Reproduce all of the data that follows, character for character.

== DATASET ROWS ==

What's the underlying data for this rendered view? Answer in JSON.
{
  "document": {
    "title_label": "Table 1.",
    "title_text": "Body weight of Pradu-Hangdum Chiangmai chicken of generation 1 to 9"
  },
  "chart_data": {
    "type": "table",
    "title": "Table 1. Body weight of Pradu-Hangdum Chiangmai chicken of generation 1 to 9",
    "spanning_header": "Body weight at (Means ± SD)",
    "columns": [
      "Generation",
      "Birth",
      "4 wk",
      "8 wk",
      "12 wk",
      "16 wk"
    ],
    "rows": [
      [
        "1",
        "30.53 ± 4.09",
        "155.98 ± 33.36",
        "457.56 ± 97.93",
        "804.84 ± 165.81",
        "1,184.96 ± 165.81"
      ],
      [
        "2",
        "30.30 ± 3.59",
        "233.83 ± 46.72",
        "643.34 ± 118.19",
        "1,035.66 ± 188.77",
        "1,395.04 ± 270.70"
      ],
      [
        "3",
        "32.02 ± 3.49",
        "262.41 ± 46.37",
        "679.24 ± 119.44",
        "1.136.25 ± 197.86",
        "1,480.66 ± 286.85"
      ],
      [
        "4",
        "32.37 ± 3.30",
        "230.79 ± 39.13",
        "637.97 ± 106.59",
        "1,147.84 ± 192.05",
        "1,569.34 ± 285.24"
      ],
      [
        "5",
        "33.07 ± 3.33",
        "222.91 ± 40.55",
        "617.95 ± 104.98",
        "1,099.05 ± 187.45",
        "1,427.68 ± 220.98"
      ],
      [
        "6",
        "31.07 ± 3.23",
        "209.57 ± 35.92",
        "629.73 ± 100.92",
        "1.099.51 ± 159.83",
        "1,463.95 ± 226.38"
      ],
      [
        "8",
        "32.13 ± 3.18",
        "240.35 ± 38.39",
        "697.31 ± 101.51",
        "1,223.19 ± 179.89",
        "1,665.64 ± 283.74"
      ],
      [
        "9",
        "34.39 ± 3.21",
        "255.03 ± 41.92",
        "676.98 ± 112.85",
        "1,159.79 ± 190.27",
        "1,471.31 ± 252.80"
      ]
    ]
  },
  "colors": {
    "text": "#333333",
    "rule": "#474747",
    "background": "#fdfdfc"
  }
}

===

__RESULT OF THIS TASK__
What's the underlying data for this rendered view? Answer in JSON.
{
  "document": {
    "title_label": "Table 1.",
    "title_text": "Body weight of Pradu-Hangdum Chiangmai chicken of generation 1 to 9"
  },
  "chart_data": {
    "type": "table",
    "title": "Table 1. Body weight of Pradu-Hangdum Chiangmai chicken of generation 1 to 9",
    "spanning_header": "Body weight at (Means ± SD)",
    "columns": [
      "Generation",
      "Birth",
      "4 wk",
      "8 wk",
      "12 wk",
      "16 wk"
    ],
    "rows": [
      [
        "1",
        "30.53 ± 4.09",
        "155.98 ± 33.36",
        "457.56 ± 97.93",
        "804.84 ± 165.81",
        "1,184.96 ± 165.81"
      ],
      [
        "2",
        "30.30 ± 3.59",
        "233.83 ± 46.72",
        "643.34 ± 118.19",
        "1,035.66 ± 188.77",
        "1,395.04 ± 270.70"
      ],
      [
        "3",
        "32.02 ± 3.49",
        "262.41 ± 46.37",
        "679.24 ± 119.44",
        "1.136.25 ± 197.86",
        "1,480.66 ± 286.85"
      ],
      [
        "4",
        "32.37 ± 3.30",
        "230.79 ± 39.13",
        "637.97 ± 106.59",
        "1,147.84 ± 192.05",
        "1,569.34 ± 285.24"
      ],
      [
        "5",
        "33.07 ± 3.33",
        "222.91 ± 40.55",
        "617.95 ± 104.98",
        "1,099.05 ± 187.45",
        "1,427.68 ± 220.98"
      ],
      [
        "6",
        "31.07 ± 3.23",
        "209.57 ± 35.92",
        "629.73 ± 100.92",
        "1.099.51 ± 159.83",
        "1,463.95 ± 226.38"
      ],
      [
        "8",
        "32.13 ± 3.18",
        "240.35 ± 38.39",
        "697.31 ± 101.51",
        "1,223.19 ± 179.89",
        "1,665.64 ± 283.74"
      ],
      [
        "9",
        "34.39 ± 3.21",
        "255.03 ± 41.92",
        "676.98 ± 112.85",
        "1,159.79 ± 190.27",
        "1,471.31 ± 252.80"
      ]
    ]
  },
  "colors": {
    "text": "#333333",
    "rule": "#474747",
    "background": "#fdfdfc"
  }
}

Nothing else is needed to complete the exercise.